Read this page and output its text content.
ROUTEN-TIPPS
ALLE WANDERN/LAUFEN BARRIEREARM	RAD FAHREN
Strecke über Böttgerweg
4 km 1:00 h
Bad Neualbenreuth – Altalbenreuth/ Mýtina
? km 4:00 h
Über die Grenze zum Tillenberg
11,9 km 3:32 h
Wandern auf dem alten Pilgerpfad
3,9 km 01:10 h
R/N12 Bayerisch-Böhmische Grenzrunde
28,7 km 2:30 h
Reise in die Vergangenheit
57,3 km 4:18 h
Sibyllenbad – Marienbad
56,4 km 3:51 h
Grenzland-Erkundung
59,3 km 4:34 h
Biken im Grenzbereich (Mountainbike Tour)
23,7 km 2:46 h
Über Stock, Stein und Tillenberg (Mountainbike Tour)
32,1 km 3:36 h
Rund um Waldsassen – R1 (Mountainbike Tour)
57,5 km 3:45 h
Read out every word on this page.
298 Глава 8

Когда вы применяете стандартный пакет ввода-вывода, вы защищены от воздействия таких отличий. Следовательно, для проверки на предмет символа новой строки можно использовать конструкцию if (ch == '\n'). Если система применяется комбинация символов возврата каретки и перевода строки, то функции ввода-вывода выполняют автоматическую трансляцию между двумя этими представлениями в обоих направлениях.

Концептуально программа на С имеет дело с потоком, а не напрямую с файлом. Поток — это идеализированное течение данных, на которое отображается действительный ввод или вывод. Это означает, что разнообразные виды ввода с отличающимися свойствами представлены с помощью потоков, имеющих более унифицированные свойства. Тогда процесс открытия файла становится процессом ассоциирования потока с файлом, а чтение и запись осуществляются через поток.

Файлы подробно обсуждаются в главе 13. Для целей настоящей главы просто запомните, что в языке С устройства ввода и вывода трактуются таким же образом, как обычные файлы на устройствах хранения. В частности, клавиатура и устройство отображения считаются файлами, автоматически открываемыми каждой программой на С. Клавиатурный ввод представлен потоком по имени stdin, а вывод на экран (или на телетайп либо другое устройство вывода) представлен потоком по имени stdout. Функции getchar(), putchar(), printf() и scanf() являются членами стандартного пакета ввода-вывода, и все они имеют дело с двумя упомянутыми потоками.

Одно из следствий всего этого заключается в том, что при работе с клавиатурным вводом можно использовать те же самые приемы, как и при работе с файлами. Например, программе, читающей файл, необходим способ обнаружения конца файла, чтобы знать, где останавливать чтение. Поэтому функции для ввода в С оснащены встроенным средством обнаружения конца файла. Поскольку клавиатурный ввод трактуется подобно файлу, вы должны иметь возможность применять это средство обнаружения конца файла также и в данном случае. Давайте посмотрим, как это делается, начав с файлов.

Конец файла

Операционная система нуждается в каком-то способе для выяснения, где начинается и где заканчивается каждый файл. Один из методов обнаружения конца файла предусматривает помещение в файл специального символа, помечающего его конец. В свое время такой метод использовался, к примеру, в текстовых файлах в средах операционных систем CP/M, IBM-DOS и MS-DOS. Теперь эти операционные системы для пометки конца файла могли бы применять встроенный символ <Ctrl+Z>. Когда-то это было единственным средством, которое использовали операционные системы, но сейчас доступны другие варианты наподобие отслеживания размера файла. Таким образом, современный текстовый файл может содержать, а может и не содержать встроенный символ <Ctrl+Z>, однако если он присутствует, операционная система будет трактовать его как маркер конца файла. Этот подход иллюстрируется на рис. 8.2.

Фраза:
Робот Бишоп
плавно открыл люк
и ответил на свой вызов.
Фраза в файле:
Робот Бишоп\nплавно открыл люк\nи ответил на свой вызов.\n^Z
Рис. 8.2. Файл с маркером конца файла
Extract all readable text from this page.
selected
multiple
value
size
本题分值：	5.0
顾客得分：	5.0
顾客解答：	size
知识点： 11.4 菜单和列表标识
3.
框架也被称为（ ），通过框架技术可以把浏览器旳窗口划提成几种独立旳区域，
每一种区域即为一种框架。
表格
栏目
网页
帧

- - - - - - -

- **Instructions for the task**:
Repeat every line of the data, exactly and in full.

- **Reply**:
Read this page and output its text content.
ROUTEN-TIPPS
ALLE WANDERN/LAUFEN BARRIEREARM	RAD FAHREN
Strecke über Böttgerweg
4 km 1:00 h
Bad Neualbenreuth – Altalbenreuth/ Mýtina
? km 4:00 h
Über die Grenze zum Tillenberg
11,9 km 3:32 h
Wandern auf dem alten Pilgerpfad
3,9 km 01:10 h
R/N12 Bayerisch-Böhmische Grenzrunde
28,7 km 2:30 h
Reise in die Vergangenheit
57,3 km 4:18 h
Sibyllenbad – Marienbad
56,4 km 3:51 h
Grenzland-Erkundung
59,3 km 4:34 h
Biken im Grenzbereich (Mountainbike Tour)
23,7 km 2:46 h
Über Stock, Stein und Tillenberg (Mountainbike Tour)
32,1 km 3:36 h
Rund um Waldsassen – R1 (Mountainbike Tour)
57,5 km 3:45 h
Read out every word on this page.
298 Глава 8

Когда вы применяете стандартный пакет ввода-вывода, вы защищены от воздействия таких отличий. Следовательно, для проверки на предмет символа новой строки можно использовать конструкцию if (ch == '\n'). Если система применяется комбинация символов возврата каретки и перевода строки, то функции ввода-вывода выполняют автоматическую трансляцию между двумя этими представлениями в обоих направлениях.

Концептуально программа на С имеет дело с потоком, а не напрямую с файлом. Поток — это идеализированное течение данных, на которое отображается действительный ввод или вывод. Это означает, что разнообразные виды ввода с отличающимися свойствами представлены с помощью потоков, имеющих более унифицированные свойства. Тогда процесс открытия файла становится процессом ассоциирования потока с файлом, а чтение и запись осуществляются через поток.

Файлы подробно обсуждаются в главе 13. Для целей настоящей главы просто запомните, что в языке С устройства ввода и вывода трактуются таким же образом, как обычные файлы на устройствах хранения. В частности, клавиатура и устройство отображения считаются файлами, автоматически открываемыми каждой программой на С. Клавиатурный ввод представлен потоком по имени stdin, а вывод на экран (или на телетайп либо другое устройство вывода) представлен потоком по имени stdout. Функции getchar(), putchar(), printf() и scanf() являются членами стандартного пакета ввода-вывода, и все они имеют дело с двумя упомянутыми потоками.

Одно из следствий всего этого заключается в том, что при работе с клавиатурным вводом можно использовать те же самые приемы, как и при работе с файлами. Например, программе, читающей файл, необходим способ обнаружения конца файла, чтобы знать, где останавливать чтение. Поэтому функции для ввода в С оснащены встроенным средством обнаружения конца файла. Поскольку клавиатурный ввод трактуется подобно файлу, вы должны иметь возможность применять это средство обнаружения конца файла также и в данном случае. Давайте посмотрим, как это делается, начав с файлов.

Конец файла

Операционная система нуждается в каком-то способе для выяснения, где начинается и где заканчивается каждый файл. Один из методов обнаружения конца файла предусматривает помещение в файл специального символа, помечающего его конец. В свое время такой метод использовался, к примеру, в текстовых файлах в средах операционных систем CP/M, IBM-DOS и MS-DOS. Теперь эти операционные системы для пометки конца файла могли бы применять встроенный символ <Ctrl+Z>. Когда-то это было единственным средством, которое использовали операционные системы, но сейчас доступны другие варианты наподобие отслеживания размера файла. Таким образом, современный текстовый файл может содержать, а может и не содержать встроенный символ <Ctrl+Z>, однако если он присутствует, операционная система будет трактовать его как маркер конца файла. Этот подход иллюстрируется на рис. 8.2.

Фраза:
Робот Бишоп
плавно открыл люк
и ответил на свой вызов.
Фраза в файле:
Робот Бишоп\nплавно открыл люк\nи ответил на свой вызов.\n^Z
Рис. 8.2. Файл с маркером конца файла
Extract all readable text from this page.
selected
multiple
value
size
本题分值：	5.0
顾客得分：	5.0
顾客解答：	size
知识点： 11.4 菜单和列表标识
3.
框架也被称为（ ），通过框架技术可以把浏览器旳窗口划提成几种独立旳区域，
每一种区域即为一种框架。
表格
栏目
网页
帧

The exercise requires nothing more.